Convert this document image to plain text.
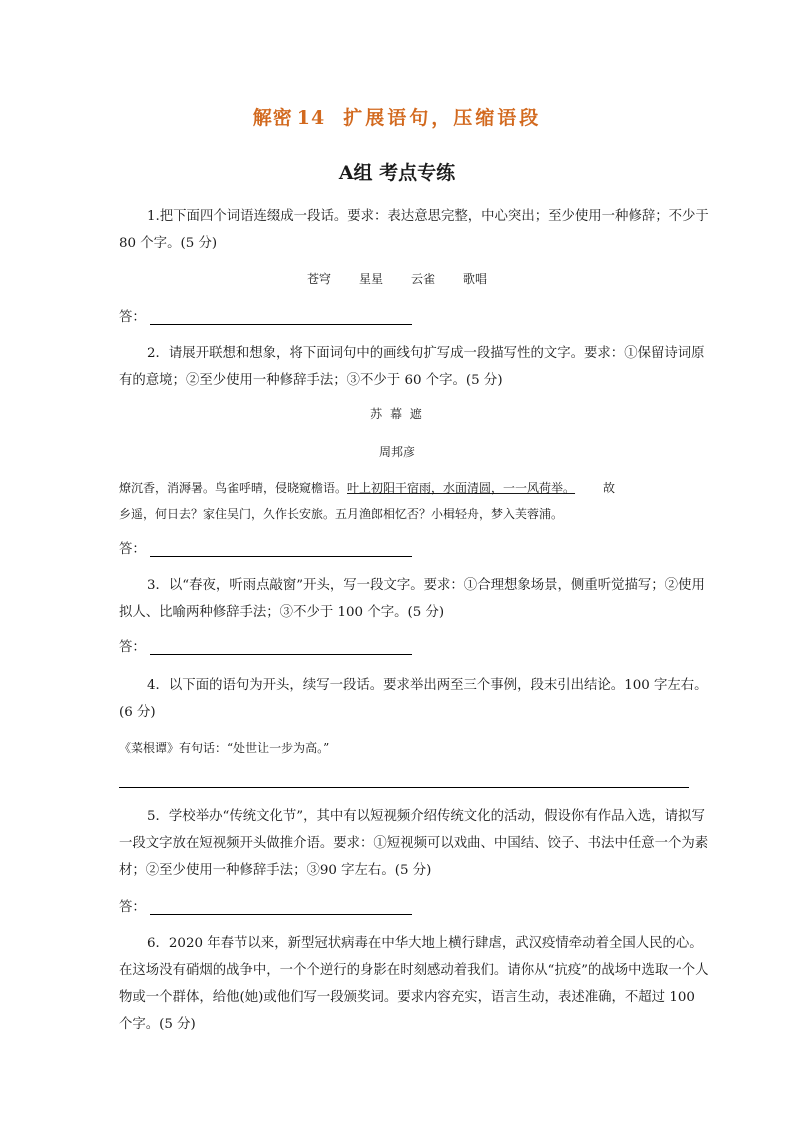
解密 14 扩展语句，压缩语段
A组 考点专练
1.把下面四个词语连缀成一段话。要求：表达意思完整，中心突出；至少使用一种修辞；不少于 80 个字。(5 分)
苍穹 星星 云雀 歌唱
答：
2．请展开联想和想象，将下面词句中的画线句扩写成一段描写性的文字。要求：①保留诗词原有的意境；②至少使用一种修辞手法；③不少于 60 个字。(5 分)
苏 幕 遮
周邦彦
燎沉香，消溽暑。鸟雀呼晴，侵晓窥檐语。叶上初阳干宿雨，水面清圆，一一风荷举。 故
乡遥，何日去？家住吴门，久作长安旅。五月渔郎相忆否？小楫轻舟，梦入芙蓉浦。
答：
3．以“春夜，听雨点敲窗”开头，写一段文字。要求：①合理想象场景，侧重听觉描写；②使用拟人、比喻两种修辞手法；③不少于 100 个字。(5 分)
答：
4．以下面的语句为开头，续写一段话。要求举出两至三个事例，段末引出结论。100 字左右。(6 分)
《菜根谭》有句话：“处世让一步为高。”
5．学校举办“传统文化节”，其中有以短视频介绍传统文化的活动，假设你有作品入选，请拟写一段文字放在短视频开头做推介语。要求：①短视频可以戏曲、中国结、饺子、书法中任意一个为素材；②至少使用一种修辞手法；③90 字左右。(5 分)
答：
6．2020 年春节以来，新型冠状病毒在中华大地上横行肆虐，武汉疫情牵动着全国人民的心。在这场没有硝烟的战争中，一个个逆行的身影在时刻感动着我们。请你从“抗疫”的战场中选取一个人物或一个群体，给他(她)或他们写一段颁奖词。要求内容充实，语言生动，表述准确，不超过 100 个字。(5 分)
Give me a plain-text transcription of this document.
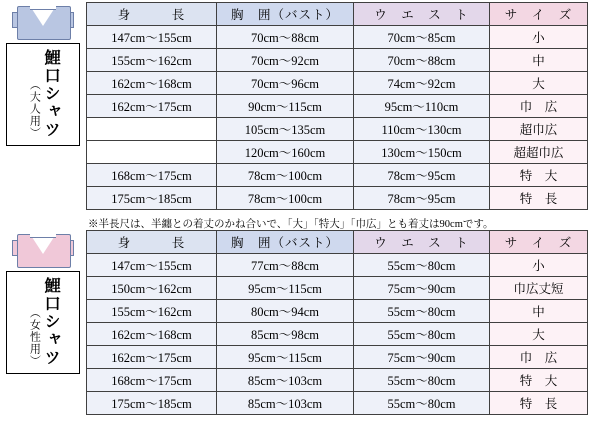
鯉口シャツ
（大人用）
身　　　長	胸　囲（バスト）	ウ　エ　ス　ト	サ　イ　ズ
147cm〜155cm	70cm〜88cm	70cm〜85cm	小
155cm〜162cm	70cm〜92cm	70cm〜88cm	中
162cm〜168cm	70cm〜96cm	74cm〜92cm	大
162cm〜175cm	90cm〜115cm	95cm〜110cm	巾　広
	105cm〜135cm	110cm〜130cm	超巾広
	120cm〜160cm	130cm〜150cm	超超巾広
168cm〜175cm	78cm〜100cm	78cm〜95cm	特　大
175cm〜185cm	78cm〜100cm	78cm〜95cm	特　長
※半長尺は、半纏との着丈のかね合いで、「大」「特大」「巾広」とも着丈は90cmです。
鯉口シャツ
（女性用）
身　　　長	胸　囲（バスト）	ウ　エ　ス　ト	サ　イ　ズ
147cm〜155cm	77cm〜88cm	55cm〜80cm	小
150cm〜162cm	95cm〜115cm	75cm〜90cm	巾広丈短
155cm〜162cm	80cm〜94cm	55cm〜80cm	中
162cm〜168cm	85cm〜98cm	55cm〜80cm	大
162cm〜175cm	95cm〜115cm	75cm〜90cm	巾　広
168cm〜175cm	85cm〜103cm	55cm〜80cm	特　大
175cm〜185cm	85cm〜103cm	55cm〜80cm	特　長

# # # # # # #

What the exercise asks:
The records are above. How many lines in them contain the word "document"? Give the number alone.

Reply to the exercise:
2